- **Given instruction**
Return all of the data exactly as given.

- **Data listing**

»»

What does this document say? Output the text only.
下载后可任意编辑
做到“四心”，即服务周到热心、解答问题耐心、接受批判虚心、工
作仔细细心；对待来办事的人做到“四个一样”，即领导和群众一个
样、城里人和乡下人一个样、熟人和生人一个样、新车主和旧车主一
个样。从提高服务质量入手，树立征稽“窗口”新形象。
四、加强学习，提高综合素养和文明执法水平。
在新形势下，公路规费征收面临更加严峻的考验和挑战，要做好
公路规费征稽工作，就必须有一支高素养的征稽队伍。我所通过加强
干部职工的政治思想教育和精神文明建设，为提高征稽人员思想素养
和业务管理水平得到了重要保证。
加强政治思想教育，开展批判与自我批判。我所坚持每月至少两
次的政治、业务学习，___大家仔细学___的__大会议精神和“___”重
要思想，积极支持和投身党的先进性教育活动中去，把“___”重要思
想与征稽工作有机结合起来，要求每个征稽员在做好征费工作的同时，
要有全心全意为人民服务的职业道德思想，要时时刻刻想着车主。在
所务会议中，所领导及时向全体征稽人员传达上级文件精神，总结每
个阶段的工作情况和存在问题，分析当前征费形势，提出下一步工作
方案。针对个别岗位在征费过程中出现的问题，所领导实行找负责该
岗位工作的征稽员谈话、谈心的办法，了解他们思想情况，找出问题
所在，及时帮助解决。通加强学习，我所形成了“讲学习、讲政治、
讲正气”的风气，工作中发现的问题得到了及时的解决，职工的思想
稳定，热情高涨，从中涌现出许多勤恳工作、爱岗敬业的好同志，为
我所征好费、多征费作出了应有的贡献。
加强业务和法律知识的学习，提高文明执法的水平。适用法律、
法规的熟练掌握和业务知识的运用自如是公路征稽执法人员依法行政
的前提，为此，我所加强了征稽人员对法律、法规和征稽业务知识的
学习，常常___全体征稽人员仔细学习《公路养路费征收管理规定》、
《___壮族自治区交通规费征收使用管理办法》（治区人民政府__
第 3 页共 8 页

««

- **Expected answer**
What does this document say? Output the text only.
下载后可任意编辑
做到“四心”，即服务周到热心、解答问题耐心、接受批判虚心、工
作仔细细心；对待来办事的人做到“四个一样”，即领导和群众一个
样、城里人和乡下人一个样、熟人和生人一个样、新车主和旧车主一
个样。从提高服务质量入手，树立征稽“窗口”新形象。
四、加强学习，提高综合素养和文明执法水平。
在新形势下，公路规费征收面临更加严峻的考验和挑战，要做好
公路规费征稽工作，就必须有一支高素养的征稽队伍。我所通过加强
干部职工的政治思想教育和精神文明建设，为提高征稽人员思想素养
和业务管理水平得到了重要保证。
加强政治思想教育，开展批判与自我批判。我所坚持每月至少两
次的政治、业务学习，___大家仔细学___的__大会议精神和“___”重
要思想，积极支持和投身党的先进性教育活动中去，把“___”重要思
想与征稽工作有机结合起来，要求每个征稽员在做好征费工作的同时，
要有全心全意为人民服务的职业道德思想，要时时刻刻想着车主。在
所务会议中，所领导及时向全体征稽人员传达上级文件精神，总结每
个阶段的工作情况和存在问题，分析当前征费形势，提出下一步工作
方案。针对个别岗位在征费过程中出现的问题，所领导实行找负责该
岗位工作的征稽员谈话、谈心的办法，了解他们思想情况，找出问题
所在，及时帮助解决。通加强学习，我所形成了“讲学习、讲政治、
讲正气”的风气，工作中发现的问题得到了及时的解决，职工的思想
稳定，热情高涨，从中涌现出许多勤恳工作、爱岗敬业的好同志，为
我所征好费、多征费作出了应有的贡献。
加强业务和法律知识的学习，提高文明执法的水平。适用法律、
法规的熟练掌握和业务知识的运用自如是公路征稽执法人员依法行政
的前提，为此，我所加强了征稽人员对法律、法规和征稽业务知识的
学习，常常___全体征稽人员仔细学习《公路养路费征收管理规定》、
《___壮族自治区交通规费征收使用管理办法》（治区人民政府__
第 3 页共 8 页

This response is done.